━━━ Records provided ━━━
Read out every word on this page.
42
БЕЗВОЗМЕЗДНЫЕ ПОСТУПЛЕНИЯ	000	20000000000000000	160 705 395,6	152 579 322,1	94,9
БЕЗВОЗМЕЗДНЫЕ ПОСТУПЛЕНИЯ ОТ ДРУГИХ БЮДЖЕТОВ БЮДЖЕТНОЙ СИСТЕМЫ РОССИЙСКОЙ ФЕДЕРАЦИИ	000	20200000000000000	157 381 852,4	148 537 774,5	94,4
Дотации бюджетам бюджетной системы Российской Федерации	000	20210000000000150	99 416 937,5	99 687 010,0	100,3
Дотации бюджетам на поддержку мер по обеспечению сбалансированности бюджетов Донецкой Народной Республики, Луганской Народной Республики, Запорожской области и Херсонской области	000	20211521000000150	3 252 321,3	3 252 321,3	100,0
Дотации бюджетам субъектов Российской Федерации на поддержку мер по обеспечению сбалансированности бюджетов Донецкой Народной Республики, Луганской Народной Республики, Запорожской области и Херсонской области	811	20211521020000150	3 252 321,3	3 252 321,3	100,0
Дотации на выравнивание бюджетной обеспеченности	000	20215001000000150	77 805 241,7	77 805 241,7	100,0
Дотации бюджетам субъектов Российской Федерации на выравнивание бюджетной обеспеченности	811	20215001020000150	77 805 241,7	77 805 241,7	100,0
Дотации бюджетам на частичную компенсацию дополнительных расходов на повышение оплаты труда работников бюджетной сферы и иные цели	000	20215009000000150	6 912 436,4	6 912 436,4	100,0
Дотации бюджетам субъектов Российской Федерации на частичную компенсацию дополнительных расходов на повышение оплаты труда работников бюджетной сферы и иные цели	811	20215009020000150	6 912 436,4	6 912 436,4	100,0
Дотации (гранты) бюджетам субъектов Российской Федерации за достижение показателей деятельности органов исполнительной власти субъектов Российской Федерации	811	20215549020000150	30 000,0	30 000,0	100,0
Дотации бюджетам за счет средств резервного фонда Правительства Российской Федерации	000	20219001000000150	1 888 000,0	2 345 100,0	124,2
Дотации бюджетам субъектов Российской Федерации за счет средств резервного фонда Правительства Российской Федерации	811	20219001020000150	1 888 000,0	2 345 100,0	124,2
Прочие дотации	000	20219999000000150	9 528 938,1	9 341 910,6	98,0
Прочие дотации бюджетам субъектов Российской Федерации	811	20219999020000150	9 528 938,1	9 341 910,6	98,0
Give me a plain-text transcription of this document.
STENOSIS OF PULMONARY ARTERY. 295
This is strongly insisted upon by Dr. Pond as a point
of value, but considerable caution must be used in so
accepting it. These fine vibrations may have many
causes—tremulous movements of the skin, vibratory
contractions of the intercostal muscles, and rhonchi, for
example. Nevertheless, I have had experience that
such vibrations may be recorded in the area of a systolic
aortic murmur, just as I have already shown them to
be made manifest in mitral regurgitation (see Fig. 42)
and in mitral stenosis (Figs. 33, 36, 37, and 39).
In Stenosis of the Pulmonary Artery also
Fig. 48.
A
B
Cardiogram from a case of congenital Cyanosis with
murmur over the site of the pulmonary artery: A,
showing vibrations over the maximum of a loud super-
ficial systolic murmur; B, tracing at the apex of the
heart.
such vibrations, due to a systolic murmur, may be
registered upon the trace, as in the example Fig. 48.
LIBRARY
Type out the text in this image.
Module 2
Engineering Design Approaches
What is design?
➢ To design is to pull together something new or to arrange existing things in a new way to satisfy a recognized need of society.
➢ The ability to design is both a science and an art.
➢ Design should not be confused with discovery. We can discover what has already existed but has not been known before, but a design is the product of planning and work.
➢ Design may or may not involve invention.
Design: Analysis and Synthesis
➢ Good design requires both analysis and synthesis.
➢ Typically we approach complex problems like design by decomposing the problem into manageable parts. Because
━━━
Return the full listing, character for character.

Read out every word on this page.
42
БЕЗВОЗМЕЗДНЫЕ ПОСТУПЛЕНИЯ	000	20000000000000000	160 705 395,6	152 579 322,1	94,9
БЕЗВОЗМЕЗДНЫЕ ПОСТУПЛЕНИЯ ОТ ДРУГИХ БЮДЖЕТОВ БЮДЖЕТНОЙ СИСТЕМЫ РОССИЙСКОЙ ФЕДЕРАЦИИ	000	20200000000000000	157 381 852,4	148 537 774,5	94,4
Дотации бюджетам бюджетной системы Российской Федерации	000	20210000000000150	99 416 937,5	99 687 010,0	100,3
Дотации бюджетам на поддержку мер по обеспечению сбалансированности бюджетов Донецкой Народной Республики, Луганской Народной Республики, Запорожской области и Херсонской области	000	20211521000000150	3 252 321,3	3 252 321,3	100,0
Дотации бюджетам субъектов Российской Федерации на поддержку мер по обеспечению сбалансированности бюджетов Донецкой Народной Республики, Луганской Народной Республики, Запорожской области и Херсонской области	811	20211521020000150	3 252 321,3	3 252 321,3	100,0
Дотации на выравнивание бюджетной обеспеченности	000	20215001000000150	77 805 241,7	77 805 241,7	100,0
Дотации бюджетам субъектов Российской Федерации на выравнивание бюджетной обеспеченности	811	20215001020000150	77 805 241,7	77 805 241,7	100,0
Дотации бюджетам на частичную компенсацию дополнительных расходов на повышение оплаты труда работников бюджетной сферы и иные цели	000	20215009000000150	6 912 436,4	6 912 436,4	100,0
Дотации бюджетам субъектов Российской Федерации на частичную компенсацию дополнительных расходов на повышение оплаты труда работников бюджетной сферы и иные цели	811	20215009020000150	6 912 436,4	6 912 436,4	100,0
Дотации (гранты) бюджетам субъектов Российской Федерации за достижение показателей деятельности органов исполнительной власти субъектов Российской Федерации	811	20215549020000150	30 000,0	30 000,0	100,0
Дотации бюджетам за счет средств резервного фонда Правительства Российской Федерации	000	20219001000000150	1 888 000,0	2 345 100,0	124,2
Дотации бюджетам субъектов Российской Федерации за счет средств резервного фонда Правительства Российской Федерации	811	20219001020000150	1 888 000,0	2 345 100,0	124,2
Прочие дотации	000	20219999000000150	9 528 938,1	9 341 910,6	98,0
Прочие дотации бюджетам субъектов Российской Федерации	811	20219999020000150	9 528 938,1	9 341 910,6	98,0
Give me a plain-text transcription of this document.
STENOSIS OF PULMONARY ARTERY. 295
This is strongly insisted upon by Dr. Pond as a point
of value, but considerable caution must be used in so
accepting it. These fine vibrations may have many
causes—tremulous movements of the skin, vibratory
contractions of the intercostal muscles, and rhonchi, for
example. Nevertheless, I have had experience that
such vibrations may be recorded in the area of a systolic
aortic murmur, just as I have already shown them to
be made manifest in mitral regurgitation (see Fig. 42)
and in mitral stenosis (Figs. 33, 36, 37, and 39).
In Stenosis of the Pulmonary Artery also
Fig. 48.
A
B
Cardiogram from a case of congenital Cyanosis with
murmur over the site of the pulmonary artery: A,
showing vibrations over the maximum of a loud super-
ficial systolic murmur; B, tracing at the apex of the
heart.
such vibrations, due to a systolic murmur, may be
registered upon the trace, as in the example Fig. 48.
LIBRARY
Type out the text in this image.
Module 2
Engineering Design Approaches
What is design?
➢ To design is to pull together something new or to arrange existing things in a new way to satisfy a recognized need of society.
➢ The ability to design is both a science and an art.
➢ Design should not be confused with discovery. We can discover what has already existed but has not been known before, but a design is the product of planning and work.
➢ Design may or may not involve invention.
Design: Analysis and Synthesis
➢ Good design requires both analysis and synthesis.
➢ Typically we approach complex problems like design by decomposing the problem into manageable parts. Because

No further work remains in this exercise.